Things to do:
1 - List every area of practical application that the passage on CUSUM and EWMA charts names for these control charts.
2 - Copy from the passage on CUSUM and EWMA charts the stretch from "In this research" through "integral equations [6].".

Given text:
*-*-*

An observer should make a decision as quickly as possible if the change-points occur or not. Instead, the observer should not make to many ’’false alarms”, i.e., decisions about detecting change-points when they are not presented. Control charts such as CUSUM (Cumulative SUM) and EWMA (Exponentially Weighted Moving Average) are procedures used to detect a change-point in sequentially observed data.
In practical applications the control charts CUSUM and EWMA are widely used in many areas such as economics, finance, medicine, and engineering to mention only several. For an introduction to CUSUM and EWMA charts and their applications see Brodsky and Darkhovsky [1], [2], Basseville and Nikiforov [3].
In this thesis we analyze CUSUM and EWMA charts and their main characteristics the Average Run Length (ARL) and the Average Delay time (AD). ARL and AD are the most common characteristics used to design EWMA and CUSUM charts.
In this research we used the Fredholm type integral equation methods to derive analytical closed form representations for the ARL and AD for some special cases. In particular, we derive a closed form representation for the ARL of CUSUM chart assuming that the random observations are hyperexponentially distributed, see Mititelu et al. [5]. We apply Banach’s Fixed Point theorem to analyze the existence and uniqueness for the solutions of ARL integral equations [6].
For the EWMA we solve the corresponding ARL integral equation in explicit form when the observations are Laplace distributed, and derive closed-form expression for the AD [4], Based on the same technique we derive the solution for the integral equation of the generating function [5]. Our new result extends the recent result published in the literature by Larralde [10].

*-*-*

Supplied material:
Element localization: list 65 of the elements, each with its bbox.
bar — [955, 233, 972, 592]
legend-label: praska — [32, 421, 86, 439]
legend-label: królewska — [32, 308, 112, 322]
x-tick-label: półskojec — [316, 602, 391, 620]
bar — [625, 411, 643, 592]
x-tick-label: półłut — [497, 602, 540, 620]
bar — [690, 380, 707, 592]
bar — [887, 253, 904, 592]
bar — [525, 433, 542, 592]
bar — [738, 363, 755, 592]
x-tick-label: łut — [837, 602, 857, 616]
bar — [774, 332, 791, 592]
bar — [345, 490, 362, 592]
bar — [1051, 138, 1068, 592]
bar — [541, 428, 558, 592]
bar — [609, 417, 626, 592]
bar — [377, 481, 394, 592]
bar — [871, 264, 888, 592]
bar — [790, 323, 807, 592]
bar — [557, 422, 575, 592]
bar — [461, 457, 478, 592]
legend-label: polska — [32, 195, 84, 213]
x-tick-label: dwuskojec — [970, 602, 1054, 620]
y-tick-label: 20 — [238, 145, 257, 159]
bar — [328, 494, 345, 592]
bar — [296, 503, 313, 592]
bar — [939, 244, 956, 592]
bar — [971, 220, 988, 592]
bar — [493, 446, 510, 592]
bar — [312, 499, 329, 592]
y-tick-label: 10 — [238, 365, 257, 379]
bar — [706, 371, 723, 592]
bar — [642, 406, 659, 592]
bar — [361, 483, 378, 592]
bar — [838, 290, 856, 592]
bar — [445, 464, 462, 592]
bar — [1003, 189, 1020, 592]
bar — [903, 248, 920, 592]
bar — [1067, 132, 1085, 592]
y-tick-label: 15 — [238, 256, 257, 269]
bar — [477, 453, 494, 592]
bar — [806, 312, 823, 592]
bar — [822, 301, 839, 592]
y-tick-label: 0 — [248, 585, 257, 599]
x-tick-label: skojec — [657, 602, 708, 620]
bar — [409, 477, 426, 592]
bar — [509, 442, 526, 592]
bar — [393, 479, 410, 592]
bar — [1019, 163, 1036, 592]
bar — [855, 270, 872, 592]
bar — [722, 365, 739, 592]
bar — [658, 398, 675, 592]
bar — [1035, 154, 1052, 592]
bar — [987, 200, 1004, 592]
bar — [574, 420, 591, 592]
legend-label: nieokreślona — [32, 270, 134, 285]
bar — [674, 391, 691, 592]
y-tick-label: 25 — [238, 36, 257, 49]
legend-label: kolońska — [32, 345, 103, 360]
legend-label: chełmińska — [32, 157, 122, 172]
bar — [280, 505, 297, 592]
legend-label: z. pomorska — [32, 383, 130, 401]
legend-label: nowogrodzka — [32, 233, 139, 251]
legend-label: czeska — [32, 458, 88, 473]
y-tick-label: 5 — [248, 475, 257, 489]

*-*-*

Exercise answers:
1 - economics, finance, medicine, engineering

2 -
In this research we used the Fredholm type integral equation methods to derive analytical closed form representations for the ARL and AD for some special cases. In particular, we derive a closed form representation for the ARL of CUSUM chart assuming that the random observations are hyperexponentially distributed, see Mititelu et al. [5]. We apply Banach’s Fixed Point theorem to analyze the existence and uniqueness for the solutions of ARL integral equations [6].